*Do this*: Your answer is a single number: the count of lines that contain the string "Anzahl".
== Given data ==
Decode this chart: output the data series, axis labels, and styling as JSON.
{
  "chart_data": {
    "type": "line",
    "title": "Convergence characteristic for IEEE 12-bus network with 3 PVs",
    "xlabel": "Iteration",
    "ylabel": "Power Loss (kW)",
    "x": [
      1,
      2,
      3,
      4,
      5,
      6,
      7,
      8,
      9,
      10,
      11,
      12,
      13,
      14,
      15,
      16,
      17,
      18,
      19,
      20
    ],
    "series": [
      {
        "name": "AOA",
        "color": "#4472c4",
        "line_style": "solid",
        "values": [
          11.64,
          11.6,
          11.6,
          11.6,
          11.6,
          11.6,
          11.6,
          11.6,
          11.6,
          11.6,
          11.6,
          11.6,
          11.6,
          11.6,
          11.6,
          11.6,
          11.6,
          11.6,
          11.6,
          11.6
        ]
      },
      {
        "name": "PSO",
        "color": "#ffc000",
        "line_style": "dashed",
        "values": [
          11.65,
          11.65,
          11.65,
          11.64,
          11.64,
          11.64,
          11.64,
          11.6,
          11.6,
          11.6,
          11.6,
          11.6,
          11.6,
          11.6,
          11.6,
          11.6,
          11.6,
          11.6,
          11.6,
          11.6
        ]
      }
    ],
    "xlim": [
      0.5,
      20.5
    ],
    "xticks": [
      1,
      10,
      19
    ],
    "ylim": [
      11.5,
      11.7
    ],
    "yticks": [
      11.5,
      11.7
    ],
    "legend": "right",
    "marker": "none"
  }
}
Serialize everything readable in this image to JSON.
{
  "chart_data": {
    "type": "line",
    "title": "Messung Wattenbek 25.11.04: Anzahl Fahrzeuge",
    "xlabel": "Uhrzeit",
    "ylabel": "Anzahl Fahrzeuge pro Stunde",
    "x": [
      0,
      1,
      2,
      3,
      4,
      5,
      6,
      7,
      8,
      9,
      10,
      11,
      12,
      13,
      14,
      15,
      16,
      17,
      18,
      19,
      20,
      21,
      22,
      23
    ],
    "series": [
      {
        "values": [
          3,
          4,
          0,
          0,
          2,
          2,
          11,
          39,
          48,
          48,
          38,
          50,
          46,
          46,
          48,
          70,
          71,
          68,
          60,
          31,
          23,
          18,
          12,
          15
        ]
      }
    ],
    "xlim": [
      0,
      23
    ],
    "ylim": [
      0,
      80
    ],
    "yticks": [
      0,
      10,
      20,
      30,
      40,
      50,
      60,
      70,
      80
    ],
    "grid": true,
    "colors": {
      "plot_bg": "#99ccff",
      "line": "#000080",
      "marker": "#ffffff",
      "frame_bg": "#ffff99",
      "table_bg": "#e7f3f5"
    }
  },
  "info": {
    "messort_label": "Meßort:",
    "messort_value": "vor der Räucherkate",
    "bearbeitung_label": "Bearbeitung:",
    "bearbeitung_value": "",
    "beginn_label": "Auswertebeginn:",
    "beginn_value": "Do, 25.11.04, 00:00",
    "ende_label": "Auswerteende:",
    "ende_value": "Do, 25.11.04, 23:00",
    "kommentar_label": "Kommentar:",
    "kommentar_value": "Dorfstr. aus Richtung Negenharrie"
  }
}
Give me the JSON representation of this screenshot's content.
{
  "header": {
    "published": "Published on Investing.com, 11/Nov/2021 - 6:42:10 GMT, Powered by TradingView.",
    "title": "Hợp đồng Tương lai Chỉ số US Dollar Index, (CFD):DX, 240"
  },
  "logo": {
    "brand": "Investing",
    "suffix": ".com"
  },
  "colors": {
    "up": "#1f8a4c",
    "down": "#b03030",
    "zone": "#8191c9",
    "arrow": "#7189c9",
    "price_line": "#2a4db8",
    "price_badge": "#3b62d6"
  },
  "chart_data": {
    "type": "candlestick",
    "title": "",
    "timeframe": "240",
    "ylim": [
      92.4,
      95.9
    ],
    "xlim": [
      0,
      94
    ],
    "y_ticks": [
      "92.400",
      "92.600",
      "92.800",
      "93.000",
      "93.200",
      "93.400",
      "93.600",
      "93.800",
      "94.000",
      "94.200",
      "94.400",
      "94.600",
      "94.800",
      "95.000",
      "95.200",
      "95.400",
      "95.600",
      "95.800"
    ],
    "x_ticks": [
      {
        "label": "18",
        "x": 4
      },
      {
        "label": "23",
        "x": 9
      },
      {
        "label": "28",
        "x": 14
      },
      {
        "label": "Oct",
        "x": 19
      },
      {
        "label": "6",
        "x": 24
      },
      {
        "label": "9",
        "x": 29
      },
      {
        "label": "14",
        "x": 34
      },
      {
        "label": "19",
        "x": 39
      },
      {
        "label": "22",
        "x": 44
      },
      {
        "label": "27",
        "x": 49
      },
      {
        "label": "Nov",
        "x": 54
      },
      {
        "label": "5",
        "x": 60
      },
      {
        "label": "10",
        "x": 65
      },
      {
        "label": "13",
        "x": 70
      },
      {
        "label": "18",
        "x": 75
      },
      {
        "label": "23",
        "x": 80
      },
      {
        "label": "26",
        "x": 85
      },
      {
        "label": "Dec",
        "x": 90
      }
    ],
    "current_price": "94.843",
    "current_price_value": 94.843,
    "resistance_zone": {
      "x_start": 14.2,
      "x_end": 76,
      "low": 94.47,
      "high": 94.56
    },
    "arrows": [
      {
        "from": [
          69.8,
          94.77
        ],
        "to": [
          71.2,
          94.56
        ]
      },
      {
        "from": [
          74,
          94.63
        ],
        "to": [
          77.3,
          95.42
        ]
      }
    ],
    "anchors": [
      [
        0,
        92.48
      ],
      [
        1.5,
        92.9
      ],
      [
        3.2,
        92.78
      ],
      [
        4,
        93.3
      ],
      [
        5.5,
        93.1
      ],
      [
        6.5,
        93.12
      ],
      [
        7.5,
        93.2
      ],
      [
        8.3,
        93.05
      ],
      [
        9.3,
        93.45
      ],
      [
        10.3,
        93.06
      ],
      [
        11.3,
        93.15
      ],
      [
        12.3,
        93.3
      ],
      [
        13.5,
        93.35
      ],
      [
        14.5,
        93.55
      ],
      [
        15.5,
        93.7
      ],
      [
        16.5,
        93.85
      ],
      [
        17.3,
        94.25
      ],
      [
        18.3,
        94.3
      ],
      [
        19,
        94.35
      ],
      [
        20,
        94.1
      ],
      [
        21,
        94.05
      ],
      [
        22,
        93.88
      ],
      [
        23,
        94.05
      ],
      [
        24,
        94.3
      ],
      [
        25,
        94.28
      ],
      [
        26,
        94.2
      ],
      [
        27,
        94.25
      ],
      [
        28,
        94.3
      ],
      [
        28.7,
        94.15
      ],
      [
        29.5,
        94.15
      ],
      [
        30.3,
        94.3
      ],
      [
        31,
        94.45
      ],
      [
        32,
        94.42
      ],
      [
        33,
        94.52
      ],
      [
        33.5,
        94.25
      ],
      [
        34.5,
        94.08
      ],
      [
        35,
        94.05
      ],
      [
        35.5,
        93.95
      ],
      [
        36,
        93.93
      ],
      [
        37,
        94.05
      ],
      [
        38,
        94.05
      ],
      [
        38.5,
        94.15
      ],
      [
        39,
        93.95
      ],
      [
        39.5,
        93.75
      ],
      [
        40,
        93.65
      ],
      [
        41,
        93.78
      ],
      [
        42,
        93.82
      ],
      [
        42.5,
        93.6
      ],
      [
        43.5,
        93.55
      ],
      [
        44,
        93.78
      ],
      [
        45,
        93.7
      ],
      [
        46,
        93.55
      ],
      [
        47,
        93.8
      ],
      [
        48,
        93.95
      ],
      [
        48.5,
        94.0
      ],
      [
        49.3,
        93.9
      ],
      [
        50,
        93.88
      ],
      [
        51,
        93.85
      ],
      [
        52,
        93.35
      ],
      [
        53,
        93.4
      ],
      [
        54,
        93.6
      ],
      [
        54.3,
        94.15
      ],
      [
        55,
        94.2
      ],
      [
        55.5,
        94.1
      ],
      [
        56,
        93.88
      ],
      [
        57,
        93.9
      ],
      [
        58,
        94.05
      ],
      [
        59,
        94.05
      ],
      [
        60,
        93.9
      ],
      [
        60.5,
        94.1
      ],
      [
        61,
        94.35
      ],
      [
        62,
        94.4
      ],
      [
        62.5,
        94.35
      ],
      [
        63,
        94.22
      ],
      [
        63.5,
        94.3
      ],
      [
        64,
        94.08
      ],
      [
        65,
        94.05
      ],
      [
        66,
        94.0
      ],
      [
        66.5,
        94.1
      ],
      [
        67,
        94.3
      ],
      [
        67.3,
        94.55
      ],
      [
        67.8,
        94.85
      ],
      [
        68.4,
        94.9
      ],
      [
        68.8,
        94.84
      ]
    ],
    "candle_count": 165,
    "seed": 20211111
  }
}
===
*Response below*: 2